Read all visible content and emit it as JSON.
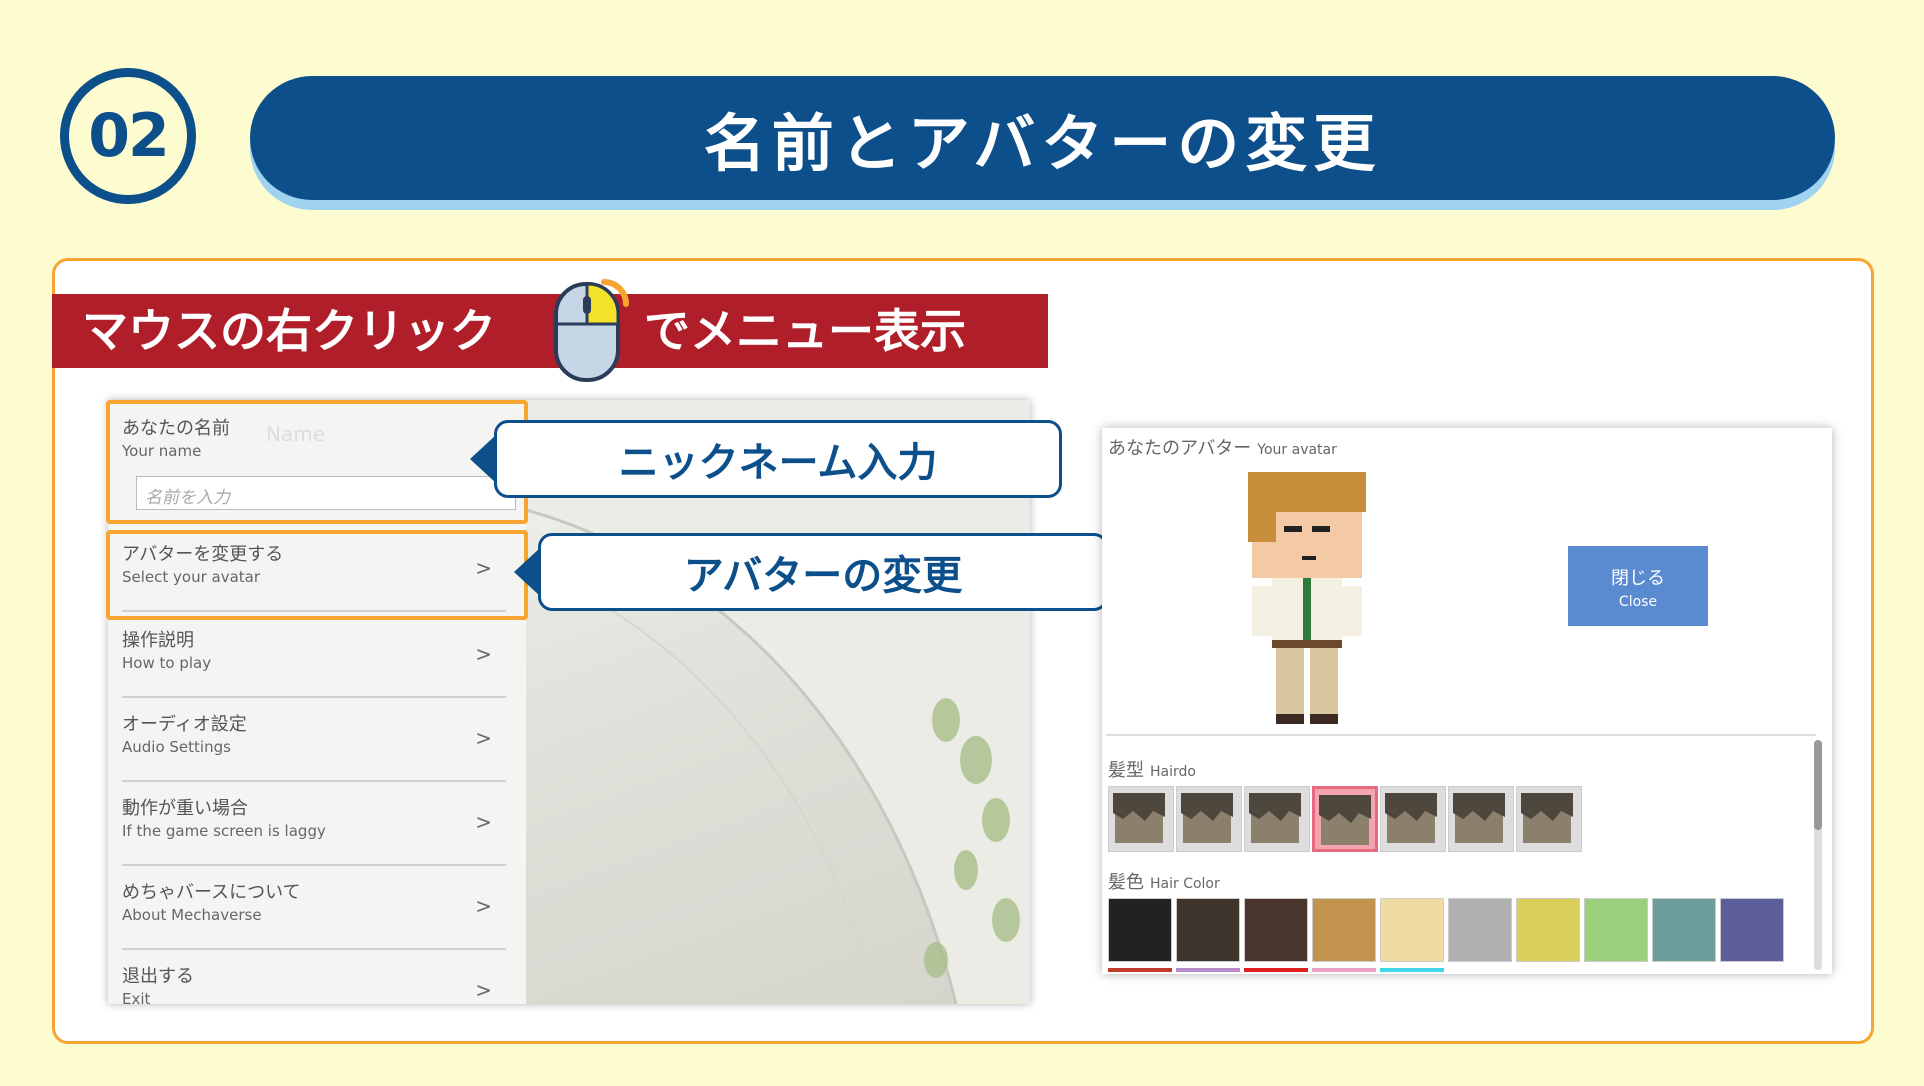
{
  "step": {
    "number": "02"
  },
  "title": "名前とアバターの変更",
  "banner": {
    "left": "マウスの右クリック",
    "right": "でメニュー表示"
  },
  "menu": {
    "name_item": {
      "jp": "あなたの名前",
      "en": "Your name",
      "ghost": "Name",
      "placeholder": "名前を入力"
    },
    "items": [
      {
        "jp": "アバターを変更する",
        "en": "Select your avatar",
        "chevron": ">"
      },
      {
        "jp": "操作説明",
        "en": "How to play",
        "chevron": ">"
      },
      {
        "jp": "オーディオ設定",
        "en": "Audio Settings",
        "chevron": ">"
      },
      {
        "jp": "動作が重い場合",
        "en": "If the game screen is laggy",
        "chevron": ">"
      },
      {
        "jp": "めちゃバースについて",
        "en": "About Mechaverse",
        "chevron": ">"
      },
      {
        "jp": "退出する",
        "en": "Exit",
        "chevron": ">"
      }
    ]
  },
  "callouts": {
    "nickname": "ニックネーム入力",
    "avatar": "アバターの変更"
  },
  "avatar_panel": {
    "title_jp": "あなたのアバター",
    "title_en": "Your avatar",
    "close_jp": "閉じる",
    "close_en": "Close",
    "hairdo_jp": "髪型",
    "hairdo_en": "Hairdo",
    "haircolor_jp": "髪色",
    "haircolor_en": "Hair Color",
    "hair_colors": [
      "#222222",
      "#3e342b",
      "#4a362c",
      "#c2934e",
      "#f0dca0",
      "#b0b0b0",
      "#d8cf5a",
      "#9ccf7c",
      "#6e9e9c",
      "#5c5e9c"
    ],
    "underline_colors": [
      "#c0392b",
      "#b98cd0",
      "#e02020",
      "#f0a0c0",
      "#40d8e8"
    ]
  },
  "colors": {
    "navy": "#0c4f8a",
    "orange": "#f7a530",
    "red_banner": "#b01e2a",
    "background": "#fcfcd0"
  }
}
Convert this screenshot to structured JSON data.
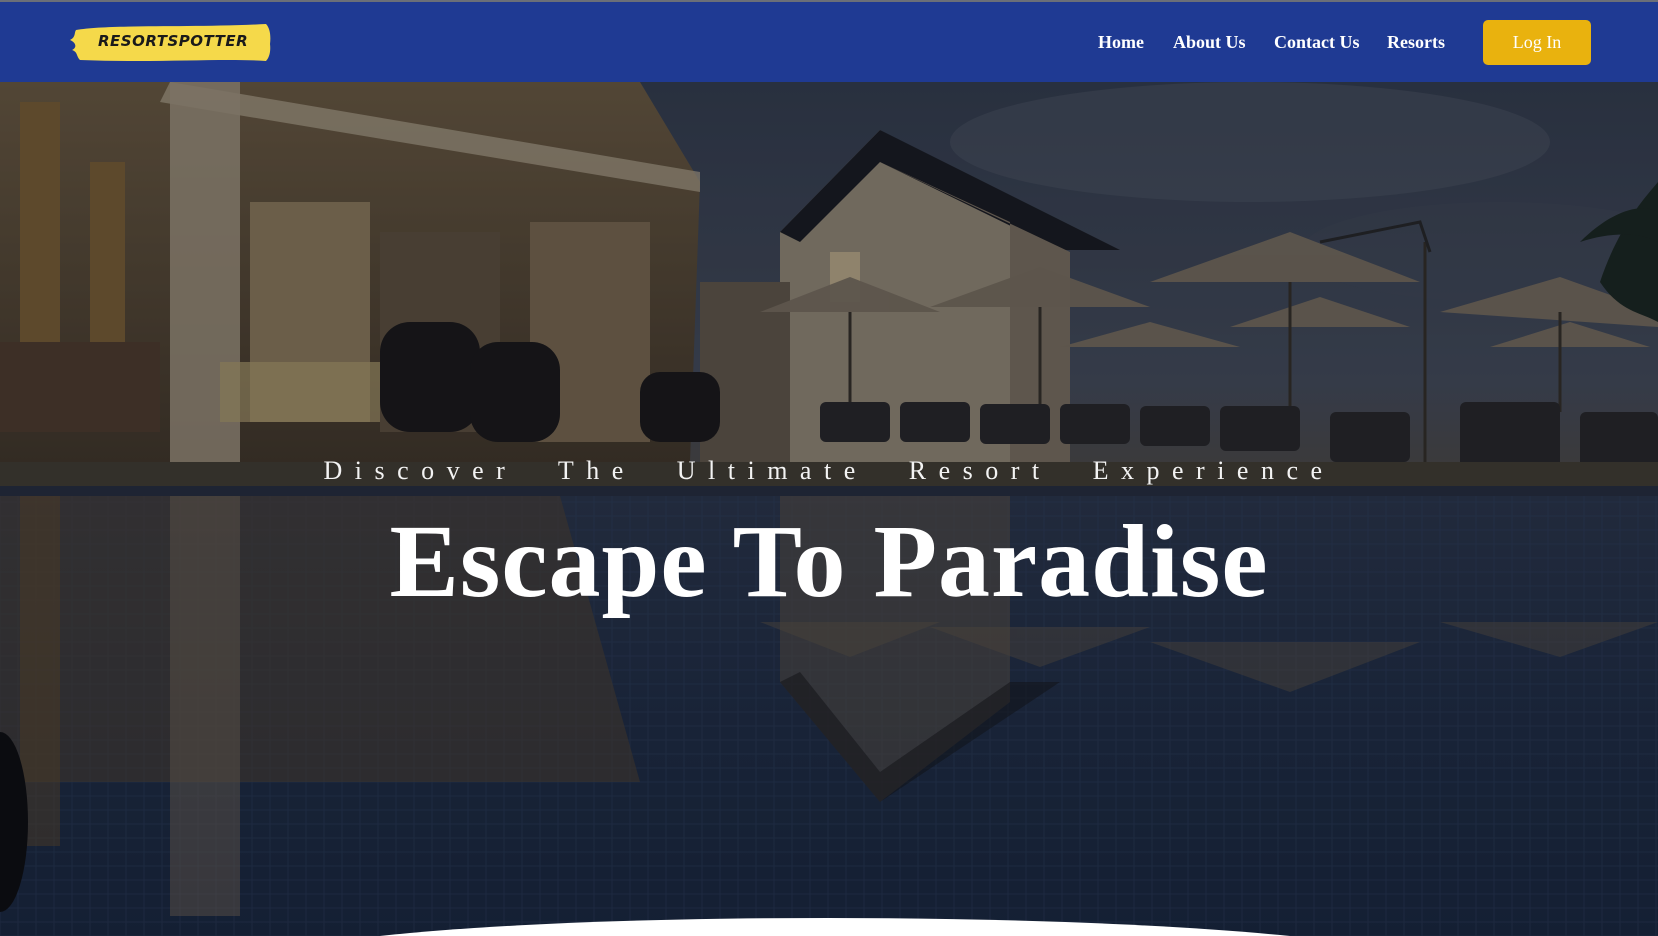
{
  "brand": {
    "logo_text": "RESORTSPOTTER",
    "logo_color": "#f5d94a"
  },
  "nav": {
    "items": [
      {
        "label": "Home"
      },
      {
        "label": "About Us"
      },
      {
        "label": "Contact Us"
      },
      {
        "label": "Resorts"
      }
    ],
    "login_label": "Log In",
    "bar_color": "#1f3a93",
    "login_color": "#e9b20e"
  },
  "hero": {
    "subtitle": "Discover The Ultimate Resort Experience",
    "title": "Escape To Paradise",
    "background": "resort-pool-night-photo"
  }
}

....

▸ EXERCISE: Find the line containing "Convert this screenshot" in the listing above. Restate it and every line after it, word for word, through the final line, leaving out the pictures.

▸ COMPLETE ANSWER:
Convert this screenshot to structured JSON data.
{
  "brand": {
    "logo_text": "RESORTSPOTTER",
    "logo_color": "#f5d94a"
  },
  "nav": {
    "items": [
      {
        "label": "Home"
      },
      {
        "label": "About Us"
      },
      {
        "label": "Contact Us"
      },
      {
        "label": "Resorts"
      }
    ],
    "login_label": "Log In",
    "bar_color": "#1f3a93",
    "login_color": "#e9b20e"
  },
  "hero": {
    "subtitle": "Discover The Ultimate Resort Experience",
    "title": "Escape To Paradise",
    "background": "resort-pool-night-photo"
  }
}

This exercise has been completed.